TASK BRIEF ::
Retype all of the data. Every line must match exactly.

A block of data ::
^^^^^^^^^^^^^^^^

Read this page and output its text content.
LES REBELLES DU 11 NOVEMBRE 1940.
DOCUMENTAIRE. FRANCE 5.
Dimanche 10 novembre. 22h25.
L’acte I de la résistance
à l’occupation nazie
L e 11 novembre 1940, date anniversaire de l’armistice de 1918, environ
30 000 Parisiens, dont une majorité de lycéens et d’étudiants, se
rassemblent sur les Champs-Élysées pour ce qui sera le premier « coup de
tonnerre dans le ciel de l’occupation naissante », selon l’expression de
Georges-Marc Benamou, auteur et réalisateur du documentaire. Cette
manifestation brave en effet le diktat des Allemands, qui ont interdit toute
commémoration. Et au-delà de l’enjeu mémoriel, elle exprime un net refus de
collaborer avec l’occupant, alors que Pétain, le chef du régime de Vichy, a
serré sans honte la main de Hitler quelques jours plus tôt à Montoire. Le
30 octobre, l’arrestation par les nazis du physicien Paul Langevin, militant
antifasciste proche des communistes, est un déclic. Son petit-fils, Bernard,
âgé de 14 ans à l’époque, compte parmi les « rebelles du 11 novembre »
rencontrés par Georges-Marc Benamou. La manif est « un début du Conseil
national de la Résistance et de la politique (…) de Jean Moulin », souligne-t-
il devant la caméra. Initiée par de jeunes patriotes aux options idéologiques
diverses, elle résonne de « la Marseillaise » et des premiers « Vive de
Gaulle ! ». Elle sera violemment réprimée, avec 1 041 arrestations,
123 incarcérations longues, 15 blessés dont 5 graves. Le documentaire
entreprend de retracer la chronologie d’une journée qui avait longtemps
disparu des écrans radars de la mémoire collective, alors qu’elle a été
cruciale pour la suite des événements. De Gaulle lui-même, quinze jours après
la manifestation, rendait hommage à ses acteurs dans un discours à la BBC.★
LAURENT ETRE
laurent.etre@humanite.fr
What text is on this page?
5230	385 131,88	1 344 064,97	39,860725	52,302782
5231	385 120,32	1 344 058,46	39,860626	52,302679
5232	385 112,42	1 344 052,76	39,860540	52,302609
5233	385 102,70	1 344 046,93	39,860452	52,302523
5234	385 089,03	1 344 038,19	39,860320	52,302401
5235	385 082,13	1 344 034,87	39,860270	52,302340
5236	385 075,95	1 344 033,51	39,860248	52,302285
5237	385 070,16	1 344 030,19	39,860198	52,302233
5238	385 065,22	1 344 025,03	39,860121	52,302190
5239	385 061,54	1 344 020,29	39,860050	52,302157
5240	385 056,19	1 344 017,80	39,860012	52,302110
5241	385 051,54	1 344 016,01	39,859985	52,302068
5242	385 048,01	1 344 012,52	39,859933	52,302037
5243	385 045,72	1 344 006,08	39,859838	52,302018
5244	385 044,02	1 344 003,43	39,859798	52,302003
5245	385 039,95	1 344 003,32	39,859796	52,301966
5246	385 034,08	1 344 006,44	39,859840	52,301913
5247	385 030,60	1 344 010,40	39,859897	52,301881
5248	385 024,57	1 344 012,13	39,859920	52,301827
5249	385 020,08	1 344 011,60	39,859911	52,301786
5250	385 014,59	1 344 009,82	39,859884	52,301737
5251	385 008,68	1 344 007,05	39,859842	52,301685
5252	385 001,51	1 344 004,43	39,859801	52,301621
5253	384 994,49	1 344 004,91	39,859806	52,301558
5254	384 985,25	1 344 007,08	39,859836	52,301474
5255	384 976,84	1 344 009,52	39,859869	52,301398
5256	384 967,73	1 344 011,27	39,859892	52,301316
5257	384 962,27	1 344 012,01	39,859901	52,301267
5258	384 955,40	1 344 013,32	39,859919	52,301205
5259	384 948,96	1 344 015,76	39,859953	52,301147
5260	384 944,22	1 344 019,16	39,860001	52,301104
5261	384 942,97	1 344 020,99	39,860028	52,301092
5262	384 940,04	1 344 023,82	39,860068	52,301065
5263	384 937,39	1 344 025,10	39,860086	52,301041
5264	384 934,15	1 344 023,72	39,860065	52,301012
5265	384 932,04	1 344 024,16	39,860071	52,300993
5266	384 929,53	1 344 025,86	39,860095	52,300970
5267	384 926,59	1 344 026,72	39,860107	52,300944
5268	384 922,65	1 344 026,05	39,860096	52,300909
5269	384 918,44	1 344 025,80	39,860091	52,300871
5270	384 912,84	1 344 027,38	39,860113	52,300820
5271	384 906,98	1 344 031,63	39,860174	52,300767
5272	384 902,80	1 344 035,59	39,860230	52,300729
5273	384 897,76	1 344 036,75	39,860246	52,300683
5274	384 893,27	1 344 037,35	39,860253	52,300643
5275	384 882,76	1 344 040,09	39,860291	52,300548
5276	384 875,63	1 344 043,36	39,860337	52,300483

^^^^^^^^^^^^^^^^

ANSWER IN FULL ::
Read this page and output its text content.
LES REBELLES DU 11 NOVEMBRE 1940.
DOCUMENTAIRE. FRANCE 5.
Dimanche 10 novembre. 22h25.
L’acte I de la résistance
à l’occupation nazie
L e 11 novembre 1940, date anniversaire de l’armistice de 1918, environ
30 000 Parisiens, dont une majorité de lycéens et d’étudiants, se
rassemblent sur les Champs-Élysées pour ce qui sera le premier « coup de
tonnerre dans le ciel de l’occupation naissante », selon l’expression de
Georges-Marc Benamou, auteur et réalisateur du documentaire. Cette
manifestation brave en effet le diktat des Allemands, qui ont interdit toute
commémoration. Et au-delà de l’enjeu mémoriel, elle exprime un net refus de
collaborer avec l’occupant, alors que Pétain, le chef du régime de Vichy, a
serré sans honte la main de Hitler quelques jours plus tôt à Montoire. Le
30 octobre, l’arrestation par les nazis du physicien Paul Langevin, militant
antifasciste proche des communistes, est un déclic. Son petit-fils, Bernard,
âgé de 14 ans à l’époque, compte parmi les « rebelles du 11 novembre »
rencontrés par Georges-Marc Benamou. La manif est « un début du Conseil
national de la Résistance et de la politique (…) de Jean Moulin », souligne-t-
il devant la caméra. Initiée par de jeunes patriotes aux options idéologiques
diverses, elle résonne de « la Marseillaise » et des premiers « Vive de
Gaulle ! ». Elle sera violemment réprimée, avec 1 041 arrestations,
123 incarcérations longues, 15 blessés dont 5 graves. Le documentaire
entreprend de retracer la chronologie d’une journée qui avait longtemps
disparu des écrans radars de la mémoire collective, alors qu’elle a été
cruciale pour la suite des événements. De Gaulle lui-même, quinze jours après
la manifestation, rendait hommage à ses acteurs dans un discours à la BBC.★
LAURENT ETRE
laurent.etre@humanite.fr
What text is on this page?
5230	385 131,88	1 344 064,97	39,860725	52,302782
5231	385 120,32	1 344 058,46	39,860626	52,302679
5232	385 112,42	1 344 052,76	39,860540	52,302609
5233	385 102,70	1 344 046,93	39,860452	52,302523
5234	385 089,03	1 344 038,19	39,860320	52,302401
5235	385 082,13	1 344 034,87	39,860270	52,302340
5236	385 075,95	1 344 033,51	39,860248	52,302285
5237	385 070,16	1 344 030,19	39,860198	52,302233
5238	385 065,22	1 344 025,03	39,860121	52,302190
5239	385 061,54	1 344 020,29	39,860050	52,302157
5240	385 056,19	1 344 017,80	39,860012	52,302110
5241	385 051,54	1 344 016,01	39,859985	52,302068
5242	385 048,01	1 344 012,52	39,859933	52,302037
5243	385 045,72	1 344 006,08	39,859838	52,302018
5244	385 044,02	1 344 003,43	39,859798	52,302003
5245	385 039,95	1 344 003,32	39,859796	52,301966
5246	385 034,08	1 344 006,44	39,859840	52,301913
5247	385 030,60	1 344 010,40	39,859897	52,301881
5248	385 024,57	1 344 012,13	39,859920	52,301827
5249	385 020,08	1 344 011,60	39,859911	52,301786
5250	385 014,59	1 344 009,82	39,859884	52,301737
5251	385 008,68	1 344 007,05	39,859842	52,301685
5252	385 001,51	1 344 004,43	39,859801	52,301621
5253	384 994,49	1 344 004,91	39,859806	52,301558
5254	384 985,25	1 344 007,08	39,859836	52,301474
5255	384 976,84	1 344 009,52	39,859869	52,301398
5256	384 967,73	1 344 011,27	39,859892	52,301316
5257	384 962,27	1 344 012,01	39,859901	52,301267
5258	384 955,40	1 344 013,32	39,859919	52,301205
5259	384 948,96	1 344 015,76	39,859953	52,301147
5260	384 944,22	1 344 019,16	39,860001	52,301104
5261	384 942,97	1 344 020,99	39,860028	52,301092
5262	384 940,04	1 344 023,82	39,860068	52,301065
5263	384 937,39	1 344 025,10	39,860086	52,301041
5264	384 934,15	1 344 023,72	39,860065	52,301012
5265	384 932,04	1 344 024,16	39,860071	52,300993
5266	384 929,53	1 344 025,86	39,860095	52,300970
5267	384 926,59	1 344 026,72	39,860107	52,300944
5268	384 922,65	1 344 026,05	39,860096	52,300909
5269	384 918,44	1 344 025,80	39,860091	52,300871
5270	384 912,84	1 344 027,38	39,860113	52,300820
5271	384 906,98	1 344 031,63	39,860174	52,300767
5272	384 902,80	1 344 035,59	39,860230	52,300729
5273	384 897,76	1 344 036,75	39,860246	52,300683
5274	384 893,27	1 344 037,35	39,860253	52,300643
5275	384 882,76	1 344 040,09	39,860291	52,300548
5276	384 875,63	1 344 043,36	39,860337	52,300483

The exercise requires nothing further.